■ OBJECTIVE:
Print the full listing exactly.

[Start PROVIDED RECORDS]

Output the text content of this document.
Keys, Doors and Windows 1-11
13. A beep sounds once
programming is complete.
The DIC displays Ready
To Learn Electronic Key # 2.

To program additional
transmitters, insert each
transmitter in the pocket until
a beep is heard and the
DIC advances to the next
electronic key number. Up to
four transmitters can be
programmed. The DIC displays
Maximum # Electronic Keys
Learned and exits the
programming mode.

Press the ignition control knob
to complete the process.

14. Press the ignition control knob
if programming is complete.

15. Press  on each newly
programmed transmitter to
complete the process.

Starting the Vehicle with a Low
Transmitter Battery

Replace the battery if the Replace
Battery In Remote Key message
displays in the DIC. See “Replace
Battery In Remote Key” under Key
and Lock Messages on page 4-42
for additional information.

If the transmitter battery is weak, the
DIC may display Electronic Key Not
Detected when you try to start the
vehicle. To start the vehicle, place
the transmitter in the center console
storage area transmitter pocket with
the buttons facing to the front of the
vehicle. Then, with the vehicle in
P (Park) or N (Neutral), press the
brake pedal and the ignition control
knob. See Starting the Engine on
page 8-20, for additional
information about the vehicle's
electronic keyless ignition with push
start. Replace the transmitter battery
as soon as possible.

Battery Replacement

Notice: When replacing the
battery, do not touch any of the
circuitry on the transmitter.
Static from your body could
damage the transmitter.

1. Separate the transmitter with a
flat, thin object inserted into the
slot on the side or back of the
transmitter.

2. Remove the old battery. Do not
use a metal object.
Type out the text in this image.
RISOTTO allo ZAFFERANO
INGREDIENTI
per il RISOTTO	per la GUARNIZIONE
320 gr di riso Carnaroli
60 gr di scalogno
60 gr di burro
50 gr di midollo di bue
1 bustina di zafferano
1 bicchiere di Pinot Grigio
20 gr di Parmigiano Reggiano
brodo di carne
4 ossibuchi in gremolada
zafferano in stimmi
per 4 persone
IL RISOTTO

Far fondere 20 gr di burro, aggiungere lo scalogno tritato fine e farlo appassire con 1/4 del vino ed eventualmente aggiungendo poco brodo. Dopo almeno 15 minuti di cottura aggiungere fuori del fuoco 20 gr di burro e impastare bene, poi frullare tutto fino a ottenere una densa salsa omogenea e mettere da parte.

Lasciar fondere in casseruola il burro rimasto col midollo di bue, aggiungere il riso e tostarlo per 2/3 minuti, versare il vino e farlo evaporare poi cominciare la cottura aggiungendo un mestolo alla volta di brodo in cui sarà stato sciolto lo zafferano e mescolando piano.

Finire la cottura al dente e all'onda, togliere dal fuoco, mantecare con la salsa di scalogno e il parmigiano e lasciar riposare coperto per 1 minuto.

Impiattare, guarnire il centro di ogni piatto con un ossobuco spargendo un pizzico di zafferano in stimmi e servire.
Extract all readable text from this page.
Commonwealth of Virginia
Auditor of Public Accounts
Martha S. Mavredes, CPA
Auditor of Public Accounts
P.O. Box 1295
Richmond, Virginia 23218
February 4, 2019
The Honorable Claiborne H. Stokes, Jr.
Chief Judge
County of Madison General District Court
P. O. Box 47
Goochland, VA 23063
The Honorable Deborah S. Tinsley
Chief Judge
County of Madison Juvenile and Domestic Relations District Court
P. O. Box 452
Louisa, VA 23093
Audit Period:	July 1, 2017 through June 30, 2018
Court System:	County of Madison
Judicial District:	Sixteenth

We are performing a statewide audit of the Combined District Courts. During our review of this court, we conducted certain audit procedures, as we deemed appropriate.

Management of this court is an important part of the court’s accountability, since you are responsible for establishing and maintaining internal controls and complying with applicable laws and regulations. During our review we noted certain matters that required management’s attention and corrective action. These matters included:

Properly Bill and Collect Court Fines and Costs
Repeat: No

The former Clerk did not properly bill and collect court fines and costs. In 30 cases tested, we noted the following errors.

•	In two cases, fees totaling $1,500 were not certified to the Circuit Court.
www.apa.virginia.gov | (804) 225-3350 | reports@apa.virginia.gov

[End PROVIDED RECORDS]

■ WORKED ANSWER:
Output the text content of this document.
Keys, Doors and Windows 1-11
13. A beep sounds once
programming is complete.
The DIC displays Ready
To Learn Electronic Key # 2.

To program additional
transmitters, insert each
transmitter in the pocket until
a beep is heard and the
DIC advances to the next
electronic key number. Up to
four transmitters can be
programmed. The DIC displays
Maximum # Electronic Keys
Learned and exits the
programming mode.

Press the ignition control knob
to complete the process.

14. Press the ignition control knob
if programming is complete.

15. Press  on each newly
programmed transmitter to
complete the process.

Starting the Vehicle with a Low
Transmitter Battery

Replace the battery if the Replace
Battery In Remote Key message
displays in the DIC. See “Replace
Battery In Remote Key” under Key
and Lock Messages on page 4-42
for additional information.

If the transmitter battery is weak, the
DIC may display Electronic Key Not
Detected when you try to start the
vehicle. To start the vehicle, place
the transmitter in the center console
storage area transmitter pocket with
the buttons facing to the front of the
vehicle. Then, with the vehicle in
P (Park) or N (Neutral), press the
brake pedal and the ignition control
knob. See Starting the Engine on
page 8-20, for additional
information about the vehicle's
electronic keyless ignition with push
start. Replace the transmitter battery
as soon as possible.

Battery Replacement

Notice: When replacing the
battery, do not touch any of the
circuitry on the transmitter.
Static from your body could
damage the transmitter.

1. Separate the transmitter with a
flat, thin object inserted into the
slot on the side or back of the
transmitter.

2. Remove the old battery. Do not
use a metal object.
Type out the text in this image.
RISOTTO allo ZAFFERANO
INGREDIENTI
per il RISOTTO	per la GUARNIZIONE
320 gr di riso Carnaroli
60 gr di scalogno
60 gr di burro
50 gr di midollo di bue
1 bustina di zafferano
1 bicchiere di Pinot Grigio
20 gr di Parmigiano Reggiano
brodo di carne
4 ossibuchi in gremolada
zafferano in stimmi
per 4 persone
IL RISOTTO

Far fondere 20 gr di burro, aggiungere lo scalogno tritato fine e farlo appassire con 1/4 del vino ed eventualmente aggiungendo poco brodo. Dopo almeno 15 minuti di cottura aggiungere fuori del fuoco 20 gr di burro e impastare bene, poi frullare tutto fino a ottenere una densa salsa omogenea e mettere da parte.

Lasciar fondere in casseruola il burro rimasto col midollo di bue, aggiungere il riso e tostarlo per 2/3 minuti, versare il vino e farlo evaporare poi cominciare la cottura aggiungendo un mestolo alla volta di brodo in cui sarà stato sciolto lo zafferano e mescolando piano.

Finire la cottura al dente e all'onda, togliere dal fuoco, mantecare con la salsa di scalogno e il parmigiano e lasciar riposare coperto per 1 minuto.

Impiattare, guarnire il centro di ogni piatto con un ossobuco spargendo un pizzico di zafferano in stimmi e servire.
Extract all readable text from this page.
Commonwealth of Virginia
Auditor of Public Accounts
Martha S. Mavredes, CPA
Auditor of Public Accounts
P.O. Box 1295
Richmond, Virginia 23218
February 4, 2019
The Honorable Claiborne H. Stokes, Jr.
Chief Judge
County of Madison General District Court
P. O. Box 47
Goochland, VA 23063
The Honorable Deborah S. Tinsley
Chief Judge
County of Madison Juvenile and Domestic Relations District Court
P. O. Box 452
Louisa, VA 23093
Audit Period:	July 1, 2017 through June 30, 2018
Court System:	County of Madison
Judicial District:	Sixteenth

We are performing a statewide audit of the Combined District Courts. During our review of this court, we conducted certain audit procedures, as we deemed appropriate.

Management of this court is an important part of the court’s accountability, since you are responsible for establishing and maintaining internal controls and complying with applicable laws and regulations. During our review we noted certain matters that required management’s attention and corrective action. These matters included:

Properly Bill and Collect Court Fines and Costs
Repeat: No

The former Clerk did not properly bill and collect court fines and costs. In 30 cases tested, we noted the following errors.

•	In two cases, fees totaling $1,500 were not certified to the Circuit Court.
www.apa.virginia.gov | (804) 225-3350 | reports@apa.virginia.gov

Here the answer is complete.